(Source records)
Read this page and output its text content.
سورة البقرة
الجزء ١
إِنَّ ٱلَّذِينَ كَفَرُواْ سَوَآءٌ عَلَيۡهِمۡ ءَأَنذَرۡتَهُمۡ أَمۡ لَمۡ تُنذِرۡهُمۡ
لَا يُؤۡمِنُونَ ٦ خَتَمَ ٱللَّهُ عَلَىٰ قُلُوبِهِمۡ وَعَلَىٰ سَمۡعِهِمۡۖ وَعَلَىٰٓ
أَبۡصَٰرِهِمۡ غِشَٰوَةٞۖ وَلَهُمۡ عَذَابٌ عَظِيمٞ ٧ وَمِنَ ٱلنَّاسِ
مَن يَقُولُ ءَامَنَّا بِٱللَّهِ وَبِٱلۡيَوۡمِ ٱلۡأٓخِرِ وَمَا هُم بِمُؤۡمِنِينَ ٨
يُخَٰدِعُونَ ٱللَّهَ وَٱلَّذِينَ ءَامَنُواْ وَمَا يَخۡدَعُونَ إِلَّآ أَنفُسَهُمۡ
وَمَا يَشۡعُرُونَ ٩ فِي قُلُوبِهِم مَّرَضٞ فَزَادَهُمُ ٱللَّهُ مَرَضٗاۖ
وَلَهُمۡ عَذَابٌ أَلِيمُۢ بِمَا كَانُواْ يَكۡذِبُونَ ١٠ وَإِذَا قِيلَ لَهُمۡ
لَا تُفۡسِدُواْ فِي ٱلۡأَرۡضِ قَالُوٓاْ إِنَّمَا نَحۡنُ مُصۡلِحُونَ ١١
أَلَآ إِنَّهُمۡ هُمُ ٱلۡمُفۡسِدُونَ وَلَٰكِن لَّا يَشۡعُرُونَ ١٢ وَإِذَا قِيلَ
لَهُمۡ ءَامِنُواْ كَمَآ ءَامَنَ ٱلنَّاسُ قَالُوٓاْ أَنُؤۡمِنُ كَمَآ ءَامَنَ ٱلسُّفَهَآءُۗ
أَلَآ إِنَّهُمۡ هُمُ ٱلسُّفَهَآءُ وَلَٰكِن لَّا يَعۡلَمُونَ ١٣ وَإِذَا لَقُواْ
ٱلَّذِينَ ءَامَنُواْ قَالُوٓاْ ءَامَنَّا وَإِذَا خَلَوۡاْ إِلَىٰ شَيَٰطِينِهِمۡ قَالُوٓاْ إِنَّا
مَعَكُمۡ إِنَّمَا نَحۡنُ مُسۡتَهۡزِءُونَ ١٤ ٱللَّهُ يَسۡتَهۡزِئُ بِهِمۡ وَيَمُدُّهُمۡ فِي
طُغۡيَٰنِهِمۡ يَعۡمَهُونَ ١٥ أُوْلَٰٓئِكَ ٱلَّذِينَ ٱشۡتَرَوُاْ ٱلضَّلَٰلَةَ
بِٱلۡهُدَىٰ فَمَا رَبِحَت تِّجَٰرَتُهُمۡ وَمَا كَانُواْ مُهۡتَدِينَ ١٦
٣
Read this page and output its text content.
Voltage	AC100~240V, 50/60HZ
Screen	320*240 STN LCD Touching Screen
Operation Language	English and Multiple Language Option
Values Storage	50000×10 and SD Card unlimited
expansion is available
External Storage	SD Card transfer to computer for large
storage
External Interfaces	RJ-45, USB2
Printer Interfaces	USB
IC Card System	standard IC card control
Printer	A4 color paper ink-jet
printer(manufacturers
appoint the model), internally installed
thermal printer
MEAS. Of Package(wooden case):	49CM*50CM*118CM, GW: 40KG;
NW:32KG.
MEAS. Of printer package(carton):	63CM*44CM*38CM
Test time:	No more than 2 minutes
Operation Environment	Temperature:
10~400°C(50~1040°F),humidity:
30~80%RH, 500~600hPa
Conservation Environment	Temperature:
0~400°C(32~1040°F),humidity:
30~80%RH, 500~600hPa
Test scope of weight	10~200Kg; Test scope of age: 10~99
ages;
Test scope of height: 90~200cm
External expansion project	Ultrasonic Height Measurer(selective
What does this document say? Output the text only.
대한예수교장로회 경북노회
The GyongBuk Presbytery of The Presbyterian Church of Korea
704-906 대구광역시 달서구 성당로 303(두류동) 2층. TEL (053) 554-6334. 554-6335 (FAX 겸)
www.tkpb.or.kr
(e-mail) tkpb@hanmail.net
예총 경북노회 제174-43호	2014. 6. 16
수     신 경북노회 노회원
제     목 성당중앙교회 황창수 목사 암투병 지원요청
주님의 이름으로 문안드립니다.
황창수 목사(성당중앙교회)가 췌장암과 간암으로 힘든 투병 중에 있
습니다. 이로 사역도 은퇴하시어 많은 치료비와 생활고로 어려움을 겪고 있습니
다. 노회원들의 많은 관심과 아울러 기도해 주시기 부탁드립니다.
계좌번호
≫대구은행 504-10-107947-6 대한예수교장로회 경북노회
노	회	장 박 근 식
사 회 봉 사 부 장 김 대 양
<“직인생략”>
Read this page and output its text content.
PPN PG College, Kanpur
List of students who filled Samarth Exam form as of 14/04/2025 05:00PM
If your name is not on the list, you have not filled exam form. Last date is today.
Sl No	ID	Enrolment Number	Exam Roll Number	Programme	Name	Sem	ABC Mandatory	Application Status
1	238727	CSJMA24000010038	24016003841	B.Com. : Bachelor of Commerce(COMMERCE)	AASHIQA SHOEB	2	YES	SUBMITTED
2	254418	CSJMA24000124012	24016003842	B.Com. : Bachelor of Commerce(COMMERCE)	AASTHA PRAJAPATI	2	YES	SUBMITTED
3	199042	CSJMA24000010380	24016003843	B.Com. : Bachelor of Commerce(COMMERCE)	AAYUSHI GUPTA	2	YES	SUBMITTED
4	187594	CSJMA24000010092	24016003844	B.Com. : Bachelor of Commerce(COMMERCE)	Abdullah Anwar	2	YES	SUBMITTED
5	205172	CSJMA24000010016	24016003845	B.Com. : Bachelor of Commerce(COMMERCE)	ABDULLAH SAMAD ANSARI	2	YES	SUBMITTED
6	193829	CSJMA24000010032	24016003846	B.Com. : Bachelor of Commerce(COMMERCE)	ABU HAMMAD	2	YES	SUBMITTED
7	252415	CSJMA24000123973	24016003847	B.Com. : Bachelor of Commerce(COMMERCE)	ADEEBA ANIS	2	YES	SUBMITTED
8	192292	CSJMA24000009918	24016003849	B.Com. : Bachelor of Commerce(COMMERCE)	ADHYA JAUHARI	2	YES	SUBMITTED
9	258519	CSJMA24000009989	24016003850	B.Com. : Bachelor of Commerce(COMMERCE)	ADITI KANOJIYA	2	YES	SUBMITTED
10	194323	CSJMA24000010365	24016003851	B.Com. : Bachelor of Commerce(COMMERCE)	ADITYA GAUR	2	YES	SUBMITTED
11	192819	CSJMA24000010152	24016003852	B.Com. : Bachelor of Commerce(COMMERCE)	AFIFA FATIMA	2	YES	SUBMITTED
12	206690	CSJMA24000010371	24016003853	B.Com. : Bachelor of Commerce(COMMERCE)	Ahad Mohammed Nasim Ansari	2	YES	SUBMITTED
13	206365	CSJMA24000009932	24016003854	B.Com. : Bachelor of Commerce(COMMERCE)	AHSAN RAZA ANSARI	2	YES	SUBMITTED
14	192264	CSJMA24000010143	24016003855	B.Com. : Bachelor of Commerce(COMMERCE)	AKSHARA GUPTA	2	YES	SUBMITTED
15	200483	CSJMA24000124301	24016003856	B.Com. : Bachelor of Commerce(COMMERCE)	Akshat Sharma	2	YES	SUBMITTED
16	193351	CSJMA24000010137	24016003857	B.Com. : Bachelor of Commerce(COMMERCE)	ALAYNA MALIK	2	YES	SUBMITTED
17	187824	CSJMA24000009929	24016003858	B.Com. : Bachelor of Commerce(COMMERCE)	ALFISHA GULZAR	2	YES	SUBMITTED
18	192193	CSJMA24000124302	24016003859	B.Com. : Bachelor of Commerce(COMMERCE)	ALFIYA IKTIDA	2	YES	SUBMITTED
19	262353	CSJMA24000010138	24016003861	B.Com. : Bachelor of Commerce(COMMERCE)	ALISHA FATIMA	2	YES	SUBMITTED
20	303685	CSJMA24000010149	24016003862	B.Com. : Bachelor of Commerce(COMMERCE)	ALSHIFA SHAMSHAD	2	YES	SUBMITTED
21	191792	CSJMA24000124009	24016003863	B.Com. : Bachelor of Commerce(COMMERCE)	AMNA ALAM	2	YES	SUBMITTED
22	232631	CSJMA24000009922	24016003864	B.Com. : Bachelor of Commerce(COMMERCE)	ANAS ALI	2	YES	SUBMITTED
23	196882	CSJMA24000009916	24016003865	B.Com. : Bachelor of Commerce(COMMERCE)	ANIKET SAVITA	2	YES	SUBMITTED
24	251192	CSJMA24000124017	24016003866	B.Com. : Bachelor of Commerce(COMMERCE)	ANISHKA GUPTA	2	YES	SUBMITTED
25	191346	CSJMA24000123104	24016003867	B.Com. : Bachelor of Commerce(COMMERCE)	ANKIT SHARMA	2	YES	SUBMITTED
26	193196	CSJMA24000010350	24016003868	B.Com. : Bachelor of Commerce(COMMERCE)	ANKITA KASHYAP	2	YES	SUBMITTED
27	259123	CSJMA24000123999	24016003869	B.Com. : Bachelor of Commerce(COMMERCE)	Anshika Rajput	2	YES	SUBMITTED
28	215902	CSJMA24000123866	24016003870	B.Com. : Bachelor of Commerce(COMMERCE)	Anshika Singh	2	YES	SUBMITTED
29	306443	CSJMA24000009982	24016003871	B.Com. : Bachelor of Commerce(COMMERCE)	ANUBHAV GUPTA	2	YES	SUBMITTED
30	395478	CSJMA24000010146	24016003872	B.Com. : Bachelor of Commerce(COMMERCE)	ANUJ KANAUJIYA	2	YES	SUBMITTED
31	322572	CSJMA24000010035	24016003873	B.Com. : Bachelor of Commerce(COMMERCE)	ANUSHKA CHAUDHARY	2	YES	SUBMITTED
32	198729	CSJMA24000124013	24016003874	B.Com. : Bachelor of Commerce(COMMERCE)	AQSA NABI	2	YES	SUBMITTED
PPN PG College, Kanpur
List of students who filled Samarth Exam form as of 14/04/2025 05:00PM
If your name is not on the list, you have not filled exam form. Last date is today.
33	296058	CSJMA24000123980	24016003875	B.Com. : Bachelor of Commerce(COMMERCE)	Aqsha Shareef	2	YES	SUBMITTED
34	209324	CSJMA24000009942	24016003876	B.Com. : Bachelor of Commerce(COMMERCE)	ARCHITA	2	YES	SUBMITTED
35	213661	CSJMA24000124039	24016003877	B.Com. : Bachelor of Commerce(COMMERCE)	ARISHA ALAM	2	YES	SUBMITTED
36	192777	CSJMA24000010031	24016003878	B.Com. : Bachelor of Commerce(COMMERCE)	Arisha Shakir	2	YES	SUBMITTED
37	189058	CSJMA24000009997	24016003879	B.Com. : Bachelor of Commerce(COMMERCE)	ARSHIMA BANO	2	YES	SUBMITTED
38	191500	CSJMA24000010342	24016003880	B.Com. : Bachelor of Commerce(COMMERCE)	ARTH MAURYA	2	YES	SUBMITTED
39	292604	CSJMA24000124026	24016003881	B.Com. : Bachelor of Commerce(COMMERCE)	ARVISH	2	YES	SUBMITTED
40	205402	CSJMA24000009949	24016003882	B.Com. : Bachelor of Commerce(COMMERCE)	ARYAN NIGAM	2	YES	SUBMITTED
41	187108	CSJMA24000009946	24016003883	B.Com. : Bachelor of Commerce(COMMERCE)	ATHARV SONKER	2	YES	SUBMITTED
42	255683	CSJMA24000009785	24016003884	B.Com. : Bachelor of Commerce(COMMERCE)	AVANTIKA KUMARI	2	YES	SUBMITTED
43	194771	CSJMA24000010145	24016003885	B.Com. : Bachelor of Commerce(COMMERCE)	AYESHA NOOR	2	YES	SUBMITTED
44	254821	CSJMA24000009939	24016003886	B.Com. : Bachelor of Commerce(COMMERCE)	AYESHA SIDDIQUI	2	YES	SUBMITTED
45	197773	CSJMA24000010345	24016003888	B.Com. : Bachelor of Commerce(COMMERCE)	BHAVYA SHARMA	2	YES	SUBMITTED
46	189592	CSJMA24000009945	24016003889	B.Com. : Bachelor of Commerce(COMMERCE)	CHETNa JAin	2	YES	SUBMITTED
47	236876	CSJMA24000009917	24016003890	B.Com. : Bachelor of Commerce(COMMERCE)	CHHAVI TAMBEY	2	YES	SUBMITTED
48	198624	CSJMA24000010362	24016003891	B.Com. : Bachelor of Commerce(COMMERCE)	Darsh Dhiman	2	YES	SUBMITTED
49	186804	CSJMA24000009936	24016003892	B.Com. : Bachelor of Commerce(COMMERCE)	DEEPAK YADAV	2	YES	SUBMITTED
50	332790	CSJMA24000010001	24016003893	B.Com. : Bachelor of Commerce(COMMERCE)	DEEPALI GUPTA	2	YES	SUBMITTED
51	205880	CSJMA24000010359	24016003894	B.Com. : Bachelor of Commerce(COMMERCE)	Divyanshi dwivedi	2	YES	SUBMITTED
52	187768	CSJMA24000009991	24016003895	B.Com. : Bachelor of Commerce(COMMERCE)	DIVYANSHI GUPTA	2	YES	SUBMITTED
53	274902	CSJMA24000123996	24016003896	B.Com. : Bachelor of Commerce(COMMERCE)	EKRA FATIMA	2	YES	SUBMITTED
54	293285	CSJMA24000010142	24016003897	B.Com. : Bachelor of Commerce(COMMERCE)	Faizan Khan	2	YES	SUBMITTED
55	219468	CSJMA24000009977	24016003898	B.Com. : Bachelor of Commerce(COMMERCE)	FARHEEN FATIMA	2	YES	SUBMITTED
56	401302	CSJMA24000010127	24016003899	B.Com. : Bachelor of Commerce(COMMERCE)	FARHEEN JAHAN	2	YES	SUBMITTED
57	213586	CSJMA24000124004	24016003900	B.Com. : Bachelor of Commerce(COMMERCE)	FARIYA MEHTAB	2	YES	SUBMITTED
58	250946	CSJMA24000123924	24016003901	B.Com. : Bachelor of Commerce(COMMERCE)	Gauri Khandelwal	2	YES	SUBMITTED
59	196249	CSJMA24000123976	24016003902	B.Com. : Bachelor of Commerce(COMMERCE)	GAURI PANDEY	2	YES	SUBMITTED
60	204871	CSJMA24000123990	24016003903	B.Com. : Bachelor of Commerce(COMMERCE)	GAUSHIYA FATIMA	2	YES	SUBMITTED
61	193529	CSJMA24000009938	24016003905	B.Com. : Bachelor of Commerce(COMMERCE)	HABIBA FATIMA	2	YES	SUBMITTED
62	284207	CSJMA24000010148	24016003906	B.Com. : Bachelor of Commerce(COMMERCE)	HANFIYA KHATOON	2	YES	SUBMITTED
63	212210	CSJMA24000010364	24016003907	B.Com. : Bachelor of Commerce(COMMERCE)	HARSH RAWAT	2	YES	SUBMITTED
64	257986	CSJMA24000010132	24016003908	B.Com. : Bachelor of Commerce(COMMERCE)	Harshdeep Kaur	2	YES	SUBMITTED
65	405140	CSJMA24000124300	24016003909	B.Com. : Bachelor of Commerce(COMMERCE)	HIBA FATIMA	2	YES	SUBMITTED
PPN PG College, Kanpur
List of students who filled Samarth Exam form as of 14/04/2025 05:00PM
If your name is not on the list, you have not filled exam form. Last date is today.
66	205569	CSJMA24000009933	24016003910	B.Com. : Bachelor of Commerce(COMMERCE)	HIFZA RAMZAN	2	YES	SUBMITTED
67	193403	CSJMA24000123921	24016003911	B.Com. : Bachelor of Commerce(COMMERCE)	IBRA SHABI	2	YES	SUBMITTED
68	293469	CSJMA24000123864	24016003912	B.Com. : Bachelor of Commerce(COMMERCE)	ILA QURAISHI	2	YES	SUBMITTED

> **PROBLEM TO WORK ON**
Sift through the entries and copy every line with "Card".

> **RESPONSE TO THIS TASK**
Values Storage	50000×10 and SD Card unlimited
External Storage	SD Card transfer to computer for large
IC Card System	standard IC card control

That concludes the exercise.